_Exercise materials_
>>>>

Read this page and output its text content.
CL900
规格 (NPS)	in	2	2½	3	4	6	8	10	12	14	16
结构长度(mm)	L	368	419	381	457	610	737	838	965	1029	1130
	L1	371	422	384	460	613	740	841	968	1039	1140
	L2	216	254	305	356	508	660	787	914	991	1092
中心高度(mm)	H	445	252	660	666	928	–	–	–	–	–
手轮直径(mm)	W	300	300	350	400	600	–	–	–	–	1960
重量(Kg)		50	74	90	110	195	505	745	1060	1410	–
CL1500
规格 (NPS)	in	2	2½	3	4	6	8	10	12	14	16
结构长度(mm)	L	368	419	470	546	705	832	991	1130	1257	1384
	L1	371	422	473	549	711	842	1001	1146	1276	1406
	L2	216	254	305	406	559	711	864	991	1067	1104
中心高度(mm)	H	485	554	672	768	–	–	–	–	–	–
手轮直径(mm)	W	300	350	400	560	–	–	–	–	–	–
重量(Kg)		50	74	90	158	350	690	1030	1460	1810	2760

<<<<

_Your objective_
Copy out the data shown above without altering anything.

_Expected answer_
Read this page and output its text content.
CL900
规格 (NPS)	in	2	2½	3	4	6	8	10	12	14	16
结构长度(mm)	L	368	419	381	457	610	737	838	965	1029	1130
	L1	371	422	384	460	613	740	841	968	1039	1140
	L2	216	254	305	356	508	660	787	914	991	1092
中心高度(mm)	H	445	252	660	666	928	–	–	–	–	–
手轮直径(mm)	W	300	300	350	400	600	–	–	–	–	1960
重量(Kg)		50	74	90	110	195	505	745	1060	1410	–
CL1500
规格 (NPS)	in	2	2½	3	4	6	8	10	12	14	16
结构长度(mm)	L	368	419	470	546	705	832	991	1130	1257	1384
	L1	371	422	473	549	711	842	1001	1146	1276	1406
	L2	216	254	305	406	559	711	864	991	1067	1104
中心高度(mm)	H	485	554	672	768	–	–	–	–	–	–
手轮直径(mm)	W	300	350	400	560	–	–	–	–	–	–
重量(Kg)		50	74	90	158	350	690	1030	1460	1810	2760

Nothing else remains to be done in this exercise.